§ **Job**: Transcribe the listing word for word.

Items listed in a dataset:
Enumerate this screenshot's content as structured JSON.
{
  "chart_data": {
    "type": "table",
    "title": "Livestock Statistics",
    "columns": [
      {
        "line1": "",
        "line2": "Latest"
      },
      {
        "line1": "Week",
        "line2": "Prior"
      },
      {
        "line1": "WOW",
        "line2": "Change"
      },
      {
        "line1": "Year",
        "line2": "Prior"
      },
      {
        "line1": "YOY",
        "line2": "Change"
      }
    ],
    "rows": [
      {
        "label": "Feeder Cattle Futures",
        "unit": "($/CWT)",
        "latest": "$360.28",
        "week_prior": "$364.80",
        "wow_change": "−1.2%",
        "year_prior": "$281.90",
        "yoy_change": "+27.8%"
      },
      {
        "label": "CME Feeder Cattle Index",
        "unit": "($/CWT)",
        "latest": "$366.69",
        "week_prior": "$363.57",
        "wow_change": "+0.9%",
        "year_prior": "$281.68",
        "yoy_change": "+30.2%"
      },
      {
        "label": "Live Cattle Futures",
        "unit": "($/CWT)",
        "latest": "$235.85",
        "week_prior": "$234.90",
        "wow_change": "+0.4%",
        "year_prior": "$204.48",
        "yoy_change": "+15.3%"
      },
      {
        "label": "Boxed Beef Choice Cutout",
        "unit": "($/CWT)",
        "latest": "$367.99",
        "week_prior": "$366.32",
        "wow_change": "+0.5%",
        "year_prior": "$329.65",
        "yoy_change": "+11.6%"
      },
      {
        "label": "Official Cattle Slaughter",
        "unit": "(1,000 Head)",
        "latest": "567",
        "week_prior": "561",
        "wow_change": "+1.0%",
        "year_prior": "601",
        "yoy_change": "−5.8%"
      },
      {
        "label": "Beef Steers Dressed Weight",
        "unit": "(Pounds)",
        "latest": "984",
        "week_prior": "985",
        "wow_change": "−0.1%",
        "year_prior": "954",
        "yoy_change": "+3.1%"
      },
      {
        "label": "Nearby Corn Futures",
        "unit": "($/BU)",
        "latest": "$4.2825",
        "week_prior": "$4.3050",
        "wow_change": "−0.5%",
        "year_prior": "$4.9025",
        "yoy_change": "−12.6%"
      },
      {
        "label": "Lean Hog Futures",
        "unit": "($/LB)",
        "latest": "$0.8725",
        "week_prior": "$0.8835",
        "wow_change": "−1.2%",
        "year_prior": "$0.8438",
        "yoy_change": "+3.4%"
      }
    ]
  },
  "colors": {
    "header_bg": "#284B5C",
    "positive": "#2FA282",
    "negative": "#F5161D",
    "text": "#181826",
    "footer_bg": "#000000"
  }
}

§ **Result**:
Enumerate this screenshot's content as structured JSON.
{
  "chart_data": {
    "type": "table",
    "title": "Livestock Statistics",
    "columns": [
      {
        "line1": "",
        "line2": "Latest"
      },
      {
        "line1": "Week",
        "line2": "Prior"
      },
      {
        "line1": "WOW",
        "line2": "Change"
      },
      {
        "line1": "Year",
        "line2": "Prior"
      },
      {
        "line1": "YOY",
        "line2": "Change"
      }
    ],
    "rows": [
      {
        "label": "Feeder Cattle Futures",
        "unit": "($/CWT)",
        "latest": "$360.28",
        "week_prior": "$364.80",
        "wow_change": "−1.2%",
        "year_prior": "$281.90",
        "yoy_change": "+27.8%"
      },
      {
        "label": "CME Feeder Cattle Index",
        "unit": "($/CWT)",
        "latest": "$366.69",
        "week_prior": "$363.57",
        "wow_change": "+0.9%",
        "year_prior": "$281.68",
        "yoy_change": "+30.2%"
      },
      {
        "label": "Live Cattle Futures",
        "unit": "($/CWT)",
        "latest": "$235.85",
        "week_prior": "$234.90",
        "wow_change": "+0.4%",
        "year_prior": "$204.48",
        "yoy_change": "+15.3%"
      },
      {
        "label": "Boxed Beef Choice Cutout",
        "unit": "($/CWT)",
        "latest": "$367.99",
        "week_prior": "$366.32",
        "wow_change": "+0.5%",
        "year_prior": "$329.65",
        "yoy_change": "+11.6%"
      },
      {
        "label": "Official Cattle Slaughter",
        "unit": "(1,000 Head)",
        "latest": "567",
        "week_prior": "561",
        "wow_change": "+1.0%",
        "year_prior": "601",
        "yoy_change": "−5.8%"
      },
      {
        "label": "Beef Steers Dressed Weight",
        "unit": "(Pounds)",
        "latest": "984",
        "week_prior": "985",
        "wow_change": "−0.1%",
        "year_prior": "954",
        "yoy_change": "+3.1%"
      },
      {
        "label": "Nearby Corn Futures",
        "unit": "($/BU)",
        "latest": "$4.2825",
        "week_prior": "$4.3050",
        "wow_change": "−0.5%",
        "year_prior": "$4.9025",
        "yoy_change": "−12.6%"
      },
      {
        "label": "Lean Hog Futures",
        "unit": "($/LB)",
        "latest": "$0.8725",
        "week_prior": "$0.8835",
        "wow_change": "−1.2%",
        "year_prior": "$0.8438",
        "yoy_change": "+3.4%"
      }
    ]
  },
  "colors": {
    "header_bg": "#284B5C",
    "positive": "#2FA282",
    "negative": "#F5161D",
    "text": "#181826",
    "footer_bg": "#000000"
  }
}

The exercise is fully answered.